(Chart and figure data)
= = = = =

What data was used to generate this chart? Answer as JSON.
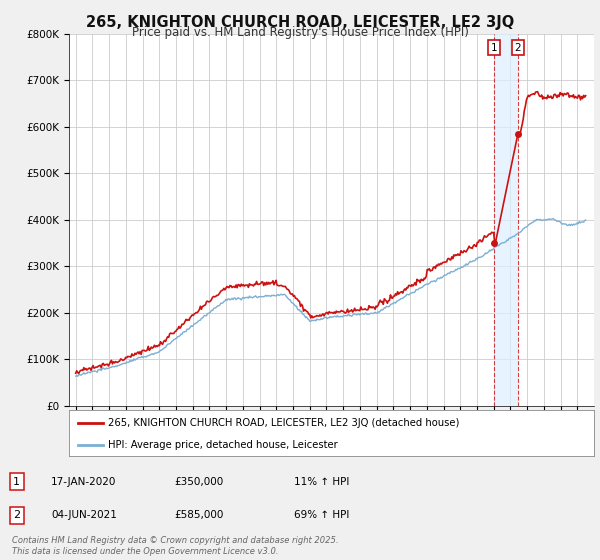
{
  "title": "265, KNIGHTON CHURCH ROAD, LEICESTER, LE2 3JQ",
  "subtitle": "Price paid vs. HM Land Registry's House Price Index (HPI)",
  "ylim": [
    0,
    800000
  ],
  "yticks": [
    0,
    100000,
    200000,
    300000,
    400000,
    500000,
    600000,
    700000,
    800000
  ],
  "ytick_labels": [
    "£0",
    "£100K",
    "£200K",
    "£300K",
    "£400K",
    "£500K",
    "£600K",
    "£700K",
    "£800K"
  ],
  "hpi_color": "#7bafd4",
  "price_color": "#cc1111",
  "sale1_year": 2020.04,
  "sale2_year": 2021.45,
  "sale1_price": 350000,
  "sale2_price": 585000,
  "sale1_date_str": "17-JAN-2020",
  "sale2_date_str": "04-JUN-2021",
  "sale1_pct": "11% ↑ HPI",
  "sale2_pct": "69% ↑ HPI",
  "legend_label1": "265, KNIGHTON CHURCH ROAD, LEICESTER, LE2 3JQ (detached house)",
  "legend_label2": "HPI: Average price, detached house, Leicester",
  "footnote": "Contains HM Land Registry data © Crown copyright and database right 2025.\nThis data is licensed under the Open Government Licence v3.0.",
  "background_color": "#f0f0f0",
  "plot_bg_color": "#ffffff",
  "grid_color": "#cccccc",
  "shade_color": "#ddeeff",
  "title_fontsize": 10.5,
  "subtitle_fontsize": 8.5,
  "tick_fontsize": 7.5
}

= = = = =

Transcribe every record above exactly, leaving out the pictures.

» **Final answer**
What data was used to generate this chart? Answer as JSON.
{
  "title": "265, KNIGHTON CHURCH ROAD, LEICESTER, LE2 3JQ",
  "subtitle": "Price paid vs. HM Land Registry's House Price Index (HPI)",
  "ylim": [
    0,
    800000
  ],
  "yticks": [
    0,
    100000,
    200000,
    300000,
    400000,
    500000,
    600000,
    700000,
    800000
  ],
  "ytick_labels": [
    "£0",
    "£100K",
    "£200K",
    "£300K",
    "£400K",
    "£500K",
    "£600K",
    "£700K",
    "£800K"
  ],
  "hpi_color": "#7bafd4",
  "price_color": "#cc1111",
  "sale1_year": 2020.04,
  "sale2_year": 2021.45,
  "sale1_price": 350000,
  "sale2_price": 585000,
  "sale1_date_str": "17-JAN-2020",
  "sale2_date_str": "04-JUN-2021",
  "sale1_pct": "11% ↑ HPI",
  "sale2_pct": "69% ↑ HPI",
  "legend_label1": "265, KNIGHTON CHURCH ROAD, LEICESTER, LE2 3JQ (detached house)",
  "legend_label2": "HPI: Average price, detached house, Leicester",
  "footnote": "Contains HM Land Registry data © Crown copyright and database right 2025.\nThis data is licensed under the Open Government Licence v3.0.",
  "background_color": "#f0f0f0",
  "plot_bg_color": "#ffffff",
  "grid_color": "#cccccc",
  "shade_color": "#ddeeff",
  "title_fontsize": 10.5,
  "subtitle_fontsize": 8.5,
  "tick_fontsize": 7.5
}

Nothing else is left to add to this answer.